List the lines of this listing that hold the word "PSTN".
-- BEGIN RECORDS TO USE --
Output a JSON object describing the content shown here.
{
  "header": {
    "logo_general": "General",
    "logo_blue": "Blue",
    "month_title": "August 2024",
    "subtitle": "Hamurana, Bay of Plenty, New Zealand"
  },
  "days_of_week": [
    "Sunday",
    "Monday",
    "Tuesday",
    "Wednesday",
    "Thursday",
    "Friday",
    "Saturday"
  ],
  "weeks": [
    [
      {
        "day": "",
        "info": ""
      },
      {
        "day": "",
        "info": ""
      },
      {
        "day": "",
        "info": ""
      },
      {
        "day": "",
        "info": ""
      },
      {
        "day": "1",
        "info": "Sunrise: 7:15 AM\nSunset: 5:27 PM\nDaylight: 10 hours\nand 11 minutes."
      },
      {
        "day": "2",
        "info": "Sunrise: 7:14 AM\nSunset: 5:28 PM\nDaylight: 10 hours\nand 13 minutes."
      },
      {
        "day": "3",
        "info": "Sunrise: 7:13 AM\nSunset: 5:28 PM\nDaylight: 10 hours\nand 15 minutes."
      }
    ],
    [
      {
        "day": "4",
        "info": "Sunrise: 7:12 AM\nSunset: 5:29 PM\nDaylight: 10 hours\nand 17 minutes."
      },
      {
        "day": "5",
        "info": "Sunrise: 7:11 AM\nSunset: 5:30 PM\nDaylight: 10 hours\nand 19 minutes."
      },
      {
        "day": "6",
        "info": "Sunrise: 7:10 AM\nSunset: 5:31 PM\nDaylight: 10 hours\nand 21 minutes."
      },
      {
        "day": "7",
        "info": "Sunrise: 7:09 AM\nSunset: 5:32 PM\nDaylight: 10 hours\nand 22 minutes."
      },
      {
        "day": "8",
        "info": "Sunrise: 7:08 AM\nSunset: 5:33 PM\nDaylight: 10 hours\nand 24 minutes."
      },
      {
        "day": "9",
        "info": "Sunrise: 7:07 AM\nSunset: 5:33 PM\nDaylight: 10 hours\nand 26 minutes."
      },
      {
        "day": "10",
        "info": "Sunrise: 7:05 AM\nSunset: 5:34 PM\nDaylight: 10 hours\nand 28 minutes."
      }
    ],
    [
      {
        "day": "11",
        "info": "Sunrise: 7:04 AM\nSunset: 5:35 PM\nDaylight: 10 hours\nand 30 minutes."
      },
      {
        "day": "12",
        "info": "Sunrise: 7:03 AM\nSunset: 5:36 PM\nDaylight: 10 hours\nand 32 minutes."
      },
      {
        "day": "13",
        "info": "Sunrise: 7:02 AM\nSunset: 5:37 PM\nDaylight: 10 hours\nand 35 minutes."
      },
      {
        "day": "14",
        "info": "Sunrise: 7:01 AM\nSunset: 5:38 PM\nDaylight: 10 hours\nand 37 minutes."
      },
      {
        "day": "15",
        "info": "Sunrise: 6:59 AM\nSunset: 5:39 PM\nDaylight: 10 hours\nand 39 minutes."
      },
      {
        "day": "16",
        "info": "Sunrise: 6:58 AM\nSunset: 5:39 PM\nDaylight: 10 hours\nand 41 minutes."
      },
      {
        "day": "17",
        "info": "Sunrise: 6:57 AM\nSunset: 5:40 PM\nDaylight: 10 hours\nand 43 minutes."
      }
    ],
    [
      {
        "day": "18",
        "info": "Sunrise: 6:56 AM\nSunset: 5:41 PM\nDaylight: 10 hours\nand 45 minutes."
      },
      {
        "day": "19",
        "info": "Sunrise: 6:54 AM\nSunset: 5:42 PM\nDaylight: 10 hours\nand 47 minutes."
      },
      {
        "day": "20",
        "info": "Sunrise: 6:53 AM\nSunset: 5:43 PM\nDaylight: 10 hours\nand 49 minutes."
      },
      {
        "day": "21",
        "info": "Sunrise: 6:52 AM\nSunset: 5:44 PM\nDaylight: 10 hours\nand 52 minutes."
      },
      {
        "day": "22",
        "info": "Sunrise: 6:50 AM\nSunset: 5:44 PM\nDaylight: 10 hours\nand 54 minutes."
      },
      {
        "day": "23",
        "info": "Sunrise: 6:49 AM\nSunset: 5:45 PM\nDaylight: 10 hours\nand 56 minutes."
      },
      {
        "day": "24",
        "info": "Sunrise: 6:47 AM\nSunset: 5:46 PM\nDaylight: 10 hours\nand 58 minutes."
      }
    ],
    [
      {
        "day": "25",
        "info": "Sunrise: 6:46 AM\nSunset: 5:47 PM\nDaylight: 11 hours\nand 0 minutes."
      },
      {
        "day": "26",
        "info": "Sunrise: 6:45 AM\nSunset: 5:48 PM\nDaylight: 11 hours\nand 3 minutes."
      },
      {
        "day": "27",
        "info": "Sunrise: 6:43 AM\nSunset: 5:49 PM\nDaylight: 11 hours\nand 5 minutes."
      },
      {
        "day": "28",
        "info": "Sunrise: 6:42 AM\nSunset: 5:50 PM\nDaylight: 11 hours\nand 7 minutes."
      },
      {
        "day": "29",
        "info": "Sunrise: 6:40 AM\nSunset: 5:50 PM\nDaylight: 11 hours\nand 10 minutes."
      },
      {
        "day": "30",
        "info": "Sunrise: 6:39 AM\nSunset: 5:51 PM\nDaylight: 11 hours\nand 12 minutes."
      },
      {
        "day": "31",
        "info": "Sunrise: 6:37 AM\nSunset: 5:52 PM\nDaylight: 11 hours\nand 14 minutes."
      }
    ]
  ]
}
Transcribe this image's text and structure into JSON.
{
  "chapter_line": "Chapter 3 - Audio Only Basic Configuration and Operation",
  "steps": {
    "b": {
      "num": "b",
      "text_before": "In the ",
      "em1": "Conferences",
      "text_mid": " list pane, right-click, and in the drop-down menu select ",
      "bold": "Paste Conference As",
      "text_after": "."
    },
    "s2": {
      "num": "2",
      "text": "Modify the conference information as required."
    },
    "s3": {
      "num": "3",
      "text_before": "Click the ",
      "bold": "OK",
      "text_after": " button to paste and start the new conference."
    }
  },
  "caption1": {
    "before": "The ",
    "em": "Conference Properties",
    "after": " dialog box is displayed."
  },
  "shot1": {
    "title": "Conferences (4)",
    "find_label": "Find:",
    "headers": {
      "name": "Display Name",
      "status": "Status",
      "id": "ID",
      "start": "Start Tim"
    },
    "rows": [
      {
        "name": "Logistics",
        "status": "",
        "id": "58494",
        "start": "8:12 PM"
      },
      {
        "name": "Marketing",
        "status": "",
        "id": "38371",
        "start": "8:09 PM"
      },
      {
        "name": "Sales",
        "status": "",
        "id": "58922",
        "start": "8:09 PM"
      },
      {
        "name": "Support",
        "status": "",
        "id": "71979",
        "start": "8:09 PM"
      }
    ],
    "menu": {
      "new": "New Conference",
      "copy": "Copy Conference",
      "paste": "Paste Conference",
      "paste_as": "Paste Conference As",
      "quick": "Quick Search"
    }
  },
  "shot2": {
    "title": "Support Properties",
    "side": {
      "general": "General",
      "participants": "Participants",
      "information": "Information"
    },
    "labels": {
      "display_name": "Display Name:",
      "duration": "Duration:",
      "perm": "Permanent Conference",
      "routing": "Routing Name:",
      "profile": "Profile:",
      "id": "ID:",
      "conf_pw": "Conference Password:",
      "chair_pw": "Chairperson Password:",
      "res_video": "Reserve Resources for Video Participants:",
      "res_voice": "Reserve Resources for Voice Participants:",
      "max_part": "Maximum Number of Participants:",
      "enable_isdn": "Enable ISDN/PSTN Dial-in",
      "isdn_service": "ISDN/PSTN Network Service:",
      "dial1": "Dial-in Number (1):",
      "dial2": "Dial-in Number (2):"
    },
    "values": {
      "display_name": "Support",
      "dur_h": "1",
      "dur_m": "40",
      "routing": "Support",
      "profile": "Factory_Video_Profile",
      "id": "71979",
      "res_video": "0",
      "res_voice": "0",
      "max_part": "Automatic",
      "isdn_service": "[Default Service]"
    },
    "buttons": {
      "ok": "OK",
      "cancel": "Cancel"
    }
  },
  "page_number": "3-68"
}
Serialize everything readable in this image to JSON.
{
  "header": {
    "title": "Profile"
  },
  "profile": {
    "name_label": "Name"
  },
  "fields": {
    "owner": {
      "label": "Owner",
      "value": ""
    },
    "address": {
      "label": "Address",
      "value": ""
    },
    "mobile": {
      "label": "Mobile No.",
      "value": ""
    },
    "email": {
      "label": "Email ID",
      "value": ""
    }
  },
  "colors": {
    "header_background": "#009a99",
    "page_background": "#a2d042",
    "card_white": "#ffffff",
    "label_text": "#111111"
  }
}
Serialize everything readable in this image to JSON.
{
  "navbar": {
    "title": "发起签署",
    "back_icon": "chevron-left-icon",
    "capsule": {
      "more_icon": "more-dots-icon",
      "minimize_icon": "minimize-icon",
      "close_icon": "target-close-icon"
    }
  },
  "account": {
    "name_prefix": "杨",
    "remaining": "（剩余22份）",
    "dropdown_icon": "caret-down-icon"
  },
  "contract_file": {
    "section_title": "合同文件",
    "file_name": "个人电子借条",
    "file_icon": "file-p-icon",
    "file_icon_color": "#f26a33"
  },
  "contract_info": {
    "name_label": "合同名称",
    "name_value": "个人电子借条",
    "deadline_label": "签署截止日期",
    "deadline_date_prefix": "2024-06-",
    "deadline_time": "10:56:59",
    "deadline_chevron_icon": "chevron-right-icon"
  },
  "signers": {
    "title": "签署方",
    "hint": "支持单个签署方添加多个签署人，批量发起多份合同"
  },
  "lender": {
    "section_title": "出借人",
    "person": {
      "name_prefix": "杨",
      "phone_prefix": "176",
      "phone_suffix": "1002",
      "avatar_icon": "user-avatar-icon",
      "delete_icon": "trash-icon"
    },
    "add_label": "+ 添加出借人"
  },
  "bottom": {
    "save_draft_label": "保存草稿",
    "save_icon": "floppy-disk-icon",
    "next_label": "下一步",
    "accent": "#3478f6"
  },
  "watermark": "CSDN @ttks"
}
-- END RECORDS TO USE --
## SOLUTION FOR THIS TASK
      "enable_isdn": "Enable ISDN/PSTN Dial-in",
      "isdn_service": "ISDN/PSTN Network Service:",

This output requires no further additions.